* _Aim of the task_:
The records below should be written out again, exactly.

[start of Material provided]

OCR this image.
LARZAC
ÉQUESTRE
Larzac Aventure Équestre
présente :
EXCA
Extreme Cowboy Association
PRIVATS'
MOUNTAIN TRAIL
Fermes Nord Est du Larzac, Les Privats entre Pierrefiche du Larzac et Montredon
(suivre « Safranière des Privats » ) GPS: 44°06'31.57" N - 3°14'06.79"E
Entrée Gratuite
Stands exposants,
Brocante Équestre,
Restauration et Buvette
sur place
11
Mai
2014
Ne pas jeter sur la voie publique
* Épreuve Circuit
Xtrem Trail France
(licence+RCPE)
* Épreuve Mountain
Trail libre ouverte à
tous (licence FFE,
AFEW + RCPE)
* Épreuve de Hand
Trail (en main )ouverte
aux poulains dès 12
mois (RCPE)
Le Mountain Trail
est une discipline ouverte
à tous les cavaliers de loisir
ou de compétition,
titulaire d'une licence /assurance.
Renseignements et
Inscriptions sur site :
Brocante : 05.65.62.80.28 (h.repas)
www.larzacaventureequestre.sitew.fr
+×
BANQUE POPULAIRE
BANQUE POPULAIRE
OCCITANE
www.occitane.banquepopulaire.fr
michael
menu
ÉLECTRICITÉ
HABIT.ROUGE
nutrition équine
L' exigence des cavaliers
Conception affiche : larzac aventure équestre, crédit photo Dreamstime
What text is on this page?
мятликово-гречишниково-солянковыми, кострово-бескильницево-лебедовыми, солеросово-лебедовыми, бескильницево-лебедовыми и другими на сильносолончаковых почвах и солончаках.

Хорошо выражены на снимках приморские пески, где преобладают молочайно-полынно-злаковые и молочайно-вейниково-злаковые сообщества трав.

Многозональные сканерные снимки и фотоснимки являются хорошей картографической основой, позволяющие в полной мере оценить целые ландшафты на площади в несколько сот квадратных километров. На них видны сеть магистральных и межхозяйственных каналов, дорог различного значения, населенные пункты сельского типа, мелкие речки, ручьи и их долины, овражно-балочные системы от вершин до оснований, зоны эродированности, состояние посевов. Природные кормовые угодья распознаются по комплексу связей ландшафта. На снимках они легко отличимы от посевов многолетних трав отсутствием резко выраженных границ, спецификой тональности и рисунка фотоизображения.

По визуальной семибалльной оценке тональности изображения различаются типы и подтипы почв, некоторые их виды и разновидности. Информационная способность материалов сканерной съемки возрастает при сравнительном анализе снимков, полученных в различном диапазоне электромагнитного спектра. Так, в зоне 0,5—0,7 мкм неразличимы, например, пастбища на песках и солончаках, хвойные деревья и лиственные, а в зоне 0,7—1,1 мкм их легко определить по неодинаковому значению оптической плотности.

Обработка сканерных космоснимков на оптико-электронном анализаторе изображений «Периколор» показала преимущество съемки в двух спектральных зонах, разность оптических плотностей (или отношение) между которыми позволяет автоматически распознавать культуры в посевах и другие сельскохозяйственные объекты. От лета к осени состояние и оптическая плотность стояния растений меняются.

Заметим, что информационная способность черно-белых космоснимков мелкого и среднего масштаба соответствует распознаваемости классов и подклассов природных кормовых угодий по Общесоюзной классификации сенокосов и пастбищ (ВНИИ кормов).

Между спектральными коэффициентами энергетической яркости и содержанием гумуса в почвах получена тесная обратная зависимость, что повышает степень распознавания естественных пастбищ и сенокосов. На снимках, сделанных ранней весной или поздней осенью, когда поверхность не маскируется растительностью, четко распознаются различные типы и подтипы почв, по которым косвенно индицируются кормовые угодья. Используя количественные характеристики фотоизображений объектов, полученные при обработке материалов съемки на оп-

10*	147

[end of Material provided]

* _Response to this task_:
OCR this image.
LARZAC
ÉQUESTRE
Larzac Aventure Équestre
présente :
EXCA
Extreme Cowboy Association
PRIVATS'
MOUNTAIN TRAIL
Fermes Nord Est du Larzac, Les Privats entre Pierrefiche du Larzac et Montredon
(suivre « Safranière des Privats » ) GPS: 44°06'31.57" N - 3°14'06.79"E
Entrée Gratuite
Stands exposants,
Brocante Équestre,
Restauration et Buvette
sur place
11
Mai
2014
Ne pas jeter sur la voie publique
* Épreuve Circuit
Xtrem Trail France
(licence+RCPE)
* Épreuve Mountain
Trail libre ouverte à
tous (licence FFE,
AFEW + RCPE)
* Épreuve de Hand
Trail (en main )ouverte
aux poulains dès 12
mois (RCPE)
Le Mountain Trail
est une discipline ouverte
à tous les cavaliers de loisir
ou de compétition,
titulaire d'une licence /assurance.
Renseignements et
Inscriptions sur site :
Brocante : 05.65.62.80.28 (h.repas)
www.larzacaventureequestre.sitew.fr
+×
BANQUE POPULAIRE
BANQUE POPULAIRE
OCCITANE
www.occitane.banquepopulaire.fr
michael
menu
ÉLECTRICITÉ
HABIT.ROUGE
nutrition équine
L' exigence des cavaliers
Conception affiche : larzac aventure équestre, crédit photo Dreamstime
What text is on this page?
мятликово-гречишниково-солянковыми, кострово-бескильницево-лебедовыми, солеросово-лебедовыми, бескильницево-лебедовыми и другими на сильносолончаковых почвах и солончаках.

Хорошо выражены на снимках приморские пески, где преобладают молочайно-полынно-злаковые и молочайно-вейниково-злаковые сообщества трав.

Многозональные сканерные снимки и фотоснимки являются хорошей картографической основой, позволяющие в полной мере оценить целые ландшафты на площади в несколько сот квадратных километров. На них видны сеть магистральных и межхозяйственных каналов, дорог различного значения, населенные пункты сельского типа, мелкие речки, ручьи и их долины, овражно-балочные системы от вершин до оснований, зоны эродированности, состояние посевов. Природные кормовые угодья распознаются по комплексу связей ландшафта. На снимках они легко отличимы от посевов многолетних трав отсутствием резко выраженных границ, спецификой тональности и рисунка фотоизображения.

По визуальной семибалльной оценке тональности изображения различаются типы и подтипы почв, некоторые их виды и разновидности. Информационная способность материалов сканерной съемки возрастает при сравнительном анализе снимков, полученных в различном диапазоне электромагнитного спектра. Так, в зоне 0,5—0,7 мкм неразличимы, например, пастбища на песках и солончаках, хвойные деревья и лиственные, а в зоне 0,7—1,1 мкм их легко определить по неодинаковому значению оптической плотности.

Обработка сканерных космоснимков на оптико-электронном анализаторе изображений «Периколор» показала преимущество съемки в двух спектральных зонах, разность оптических плотностей (или отношение) между которыми позволяет автоматически распознавать культуры в посевах и другие сельскохозяйственные объекты. От лета к осени состояние и оптическая плотность стояния растений меняются.

Заметим, что информационная способность черно-белых космоснимков мелкого и среднего масштаба соответствует распознаваемости классов и подклассов природных кормовых угодий по Общесоюзной классификации сенокосов и пастбищ (ВНИИ кормов).

Между спектральными коэффициентами энергетической яркости и содержанием гумуса в почвах получена тесная обратная зависимость, что повышает степень распознавания естественных пастбищ и сенокосов. На снимках, сделанных ранней весной или поздней осенью, когда поверхность не маскируется растительностью, четко распознаются различные типы и подтипы почв, по которым косвенно индицируются кормовые угодья. Используя количественные характеристики фотоизображений объектов, полученные при обработке материалов съемки на оп-

10*	147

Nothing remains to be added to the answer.